YOUR OBJECTIVE:
Search the material for the word "billions" and report each line where it turns up.

>> Start EXERCISE DATA

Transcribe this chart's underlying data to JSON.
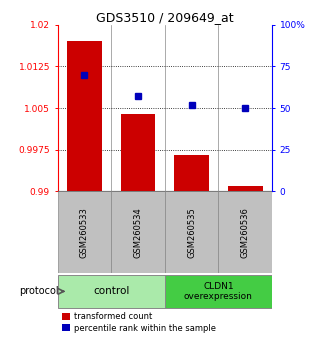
{
  "title": "GDS3510 / 209649_at",
  "samples": [
    "GSM260533",
    "GSM260534",
    "GSM260535",
    "GSM260536"
  ],
  "bar_values": [
    1.017,
    1.004,
    0.9965,
    0.991
  ],
  "bar_base": 0.99,
  "scatter_pct": [
    70,
    57,
    52,
    50
  ],
  "ylim_left": [
    0.99,
    1.02
  ],
  "ylim_right": [
    0,
    100
  ],
  "yticks_left": [
    0.99,
    0.9975,
    1.005,
    1.0125,
    1.02
  ],
  "ytick_labels_left": [
    "0.99",
    "0.9975",
    "1.005",
    "1.0125",
    "1.02"
  ],
  "yticks_right": [
    0,
    25,
    50,
    75,
    100
  ],
  "ytick_labels_right": [
    "0",
    "25",
    "50",
    "75",
    "100%"
  ],
  "hline_values": [
    1.0125,
    1.005,
    0.9975
  ],
  "bar_color": "#cc0000",
  "scatter_color": "#0000bb",
  "group1_label": "control",
  "group1_color": "#aaeaaa",
  "group2_label": "CLDN1\noverexpression",
  "group2_color": "#44cc44",
  "protocol_label": "protocol",
  "legend_bar_label": "transformed count",
  "legend_scatter_label": "percentile rank within the sample",
  "sample_box_color": "#c0c0c0",
  "bar_width": 0.65
}
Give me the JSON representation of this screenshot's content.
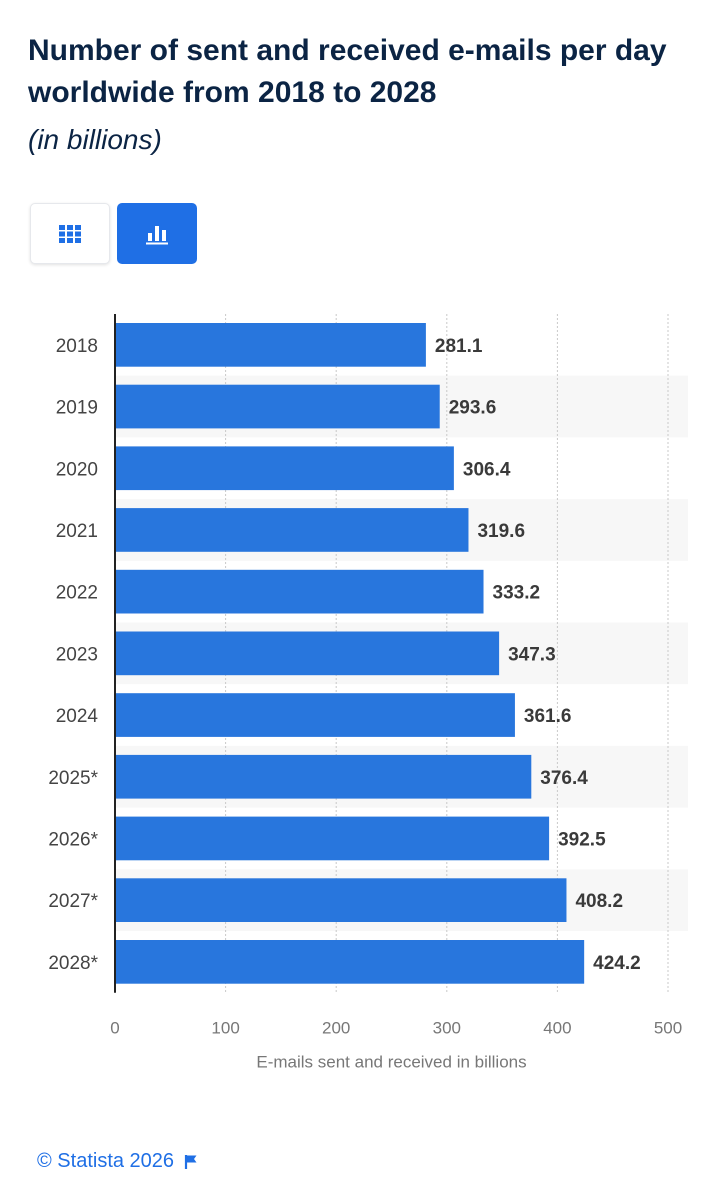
{
  "header": {
    "title": "Number of sent and received e-mails per day worldwide from 2018 to 2028",
    "subtitle": "(in billions)"
  },
  "view_toggle": {
    "table_icon": "grid-icon",
    "chart_icon": "bar-chart-icon",
    "active": "chart",
    "accent_color": "#1f6fe5"
  },
  "chart_data": {
    "type": "bar",
    "orientation": "horizontal",
    "categories": [
      "2018",
      "2019",
      "2020",
      "2021",
      "2022",
      "2023",
      "2024",
      "2025*",
      "2026*",
      "2027*",
      "2028*"
    ],
    "values": [
      281.1,
      293.6,
      306.4,
      319.6,
      333.2,
      347.3,
      361.6,
      376.4,
      392.5,
      408.2,
      424.2
    ],
    "value_labels": [
      "281.1",
      "293.6",
      "306.4",
      "319.6",
      "333.2",
      "347.3",
      "361.6",
      "376.4",
      "392.5",
      "408.2",
      "424.2"
    ],
    "xlabel": "E-mails sent and received in billions",
    "ylabel": "",
    "xlim": [
      0,
      500
    ],
    "xticks": [
      "0",
      "100",
      "200",
      "300",
      "400",
      "500"
    ],
    "grid": "vertical-dotted",
    "bar_color": "#2876dd",
    "stripe_color": "#f7f7f7"
  },
  "footer": {
    "credit": "© Statista 2026",
    "flag_icon": "flag-icon"
  }
}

>> End EXERCISE DATA

CORRECT RESULT:
    "subtitle": "(in billions)"
    "xlabel": "E-mails sent and received in billions",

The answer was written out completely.